• **Directions for this task**
Leaving out the pictures, retype all the material exactly.

Dataset records
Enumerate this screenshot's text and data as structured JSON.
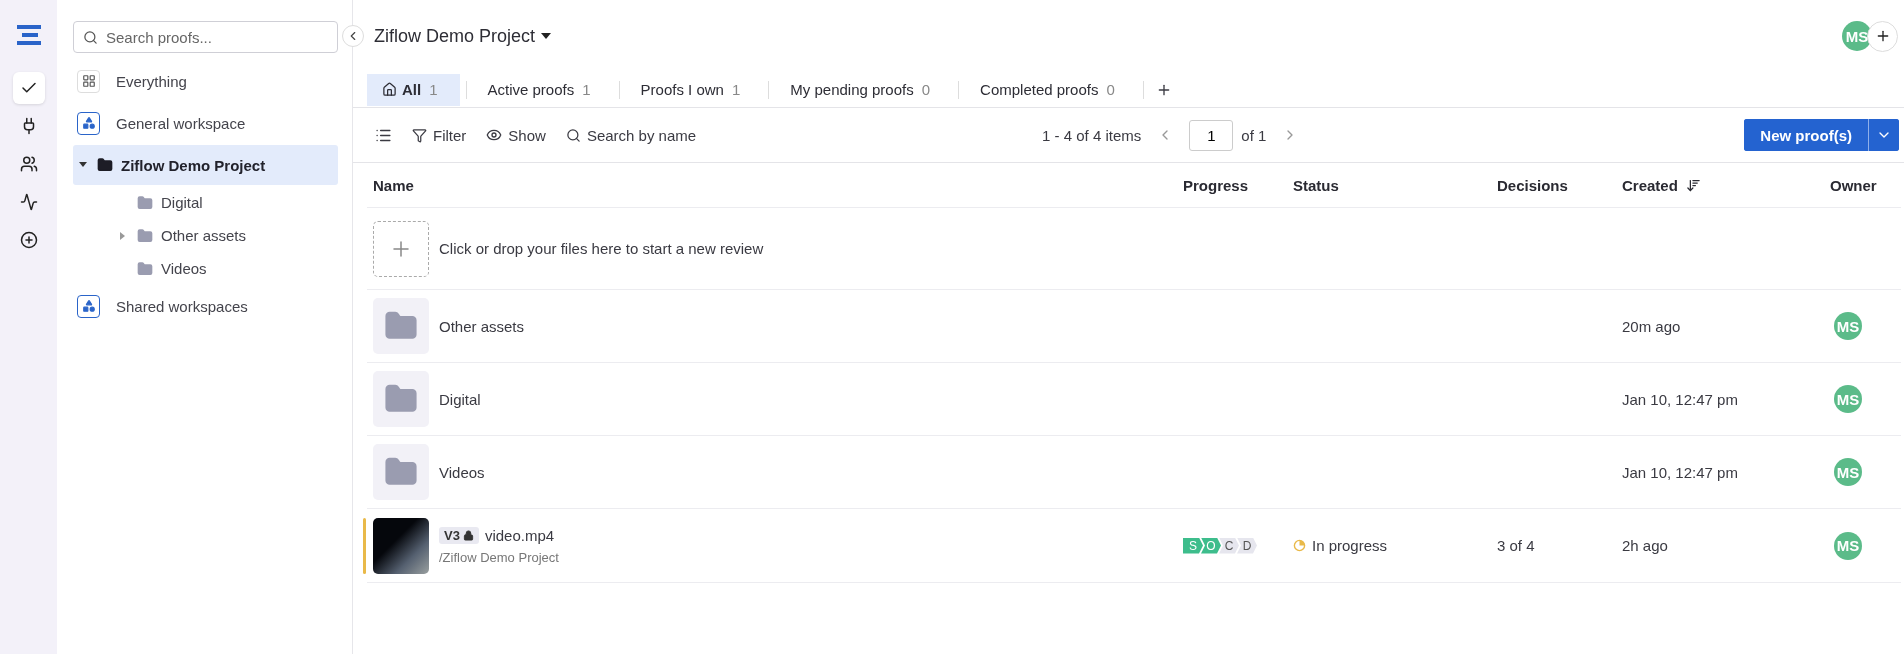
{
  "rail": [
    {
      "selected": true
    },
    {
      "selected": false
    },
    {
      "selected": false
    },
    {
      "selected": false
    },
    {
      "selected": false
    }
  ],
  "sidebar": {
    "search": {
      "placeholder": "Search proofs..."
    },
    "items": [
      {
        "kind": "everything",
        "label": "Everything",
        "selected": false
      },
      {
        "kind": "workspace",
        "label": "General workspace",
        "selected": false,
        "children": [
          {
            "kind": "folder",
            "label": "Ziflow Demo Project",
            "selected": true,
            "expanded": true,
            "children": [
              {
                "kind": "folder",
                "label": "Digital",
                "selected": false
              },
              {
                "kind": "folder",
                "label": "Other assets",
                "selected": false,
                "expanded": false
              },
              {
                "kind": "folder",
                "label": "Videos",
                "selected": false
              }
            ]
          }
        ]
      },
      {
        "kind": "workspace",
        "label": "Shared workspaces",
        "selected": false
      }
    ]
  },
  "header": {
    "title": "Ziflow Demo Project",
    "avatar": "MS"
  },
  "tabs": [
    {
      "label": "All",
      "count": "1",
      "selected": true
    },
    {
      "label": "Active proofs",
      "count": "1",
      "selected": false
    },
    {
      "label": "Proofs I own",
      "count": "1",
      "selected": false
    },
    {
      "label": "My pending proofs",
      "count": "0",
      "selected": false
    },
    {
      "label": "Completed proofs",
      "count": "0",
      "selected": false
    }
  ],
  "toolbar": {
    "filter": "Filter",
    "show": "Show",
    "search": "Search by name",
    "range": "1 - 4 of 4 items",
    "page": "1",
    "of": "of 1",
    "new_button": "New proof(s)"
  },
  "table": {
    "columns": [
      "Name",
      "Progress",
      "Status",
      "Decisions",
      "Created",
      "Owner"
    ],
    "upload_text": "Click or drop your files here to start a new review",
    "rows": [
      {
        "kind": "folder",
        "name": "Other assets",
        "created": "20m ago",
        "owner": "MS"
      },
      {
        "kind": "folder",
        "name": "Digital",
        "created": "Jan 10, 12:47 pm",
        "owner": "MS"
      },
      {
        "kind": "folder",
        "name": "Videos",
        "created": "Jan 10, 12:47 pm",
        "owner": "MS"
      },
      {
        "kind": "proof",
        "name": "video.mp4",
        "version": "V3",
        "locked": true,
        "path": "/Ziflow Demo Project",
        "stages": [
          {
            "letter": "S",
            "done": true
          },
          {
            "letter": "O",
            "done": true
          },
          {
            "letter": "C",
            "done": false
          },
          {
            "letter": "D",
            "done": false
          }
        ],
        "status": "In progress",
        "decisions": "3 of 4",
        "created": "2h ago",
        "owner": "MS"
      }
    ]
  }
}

• **Exercise output**
Enumerate this screenshot's text and data as structured JSON.
{
  "rail": [
    {
      "selected": true
    },
    {
      "selected": false
    },
    {
      "selected": false
    },
    {
      "selected": false
    },
    {
      "selected": false
    }
  ],
  "sidebar": {
    "search": {
      "placeholder": "Search proofs..."
    },
    "items": [
      {
        "kind": "everything",
        "label": "Everything",
        "selected": false
      },
      {
        "kind": "workspace",
        "label": "General workspace",
        "selected": false,
        "children": [
          {
            "kind": "folder",
            "label": "Ziflow Demo Project",
            "selected": true,
            "expanded": true,
            "children": [
              {
                "kind": "folder",
                "label": "Digital",
                "selected": false
              },
              {
                "kind": "folder",
                "label": "Other assets",
                "selected": false,
                "expanded": false
              },
              {
                "kind": "folder",
                "label": "Videos",
                "selected": false
              }
            ]
          }
        ]
      },
      {
        "kind": "workspace",
        "label": "Shared workspaces",
        "selected": false
      }
    ]
  },
  "header": {
    "title": "Ziflow Demo Project",
    "avatar": "MS"
  },
  "tabs": [
    {
      "label": "All",
      "count": "1",
      "selected": true
    },
    {
      "label": "Active proofs",
      "count": "1",
      "selected": false
    },
    {
      "label": "Proofs I own",
      "count": "1",
      "selected": false
    },
    {
      "label": "My pending proofs",
      "count": "0",
      "selected": false
    },
    {
      "label": "Completed proofs",
      "count": "0",
      "selected": false
    }
  ],
  "toolbar": {
    "filter": "Filter",
    "show": "Show",
    "search": "Search by name",
    "range": "1 - 4 of 4 items",
    "page": "1",
    "of": "of 1",
    "new_button": "New proof(s)"
  },
  "table": {
    "columns": [
      "Name",
      "Progress",
      "Status",
      "Decisions",
      "Created",
      "Owner"
    ],
    "upload_text": "Click or drop your files here to start a new review",
    "rows": [
      {
        "kind": "folder",
        "name": "Other assets",
        "created": "20m ago",
        "owner": "MS"
      },
      {
        "kind": "folder",
        "name": "Digital",
        "created": "Jan 10, 12:47 pm",
        "owner": "MS"
      },
      {
        "kind": "folder",
        "name": "Videos",
        "created": "Jan 10, 12:47 pm",
        "owner": "MS"
      },
      {
        "kind": "proof",
        "name": "video.mp4",
        "version": "V3",
        "locked": true,
        "path": "/Ziflow Demo Project",
        "stages": [
          {
            "letter": "S",
            "done": true
          },
          {
            "letter": "O",
            "done": true
          },
          {
            "letter": "C",
            "done": false
          },
          {
            "letter": "D",
            "done": false
          }
        ],
        "status": "In progress",
        "decisions": "3 of 4",
        "created": "2h ago",
        "owner": "MS"
      }
    ]
  }
}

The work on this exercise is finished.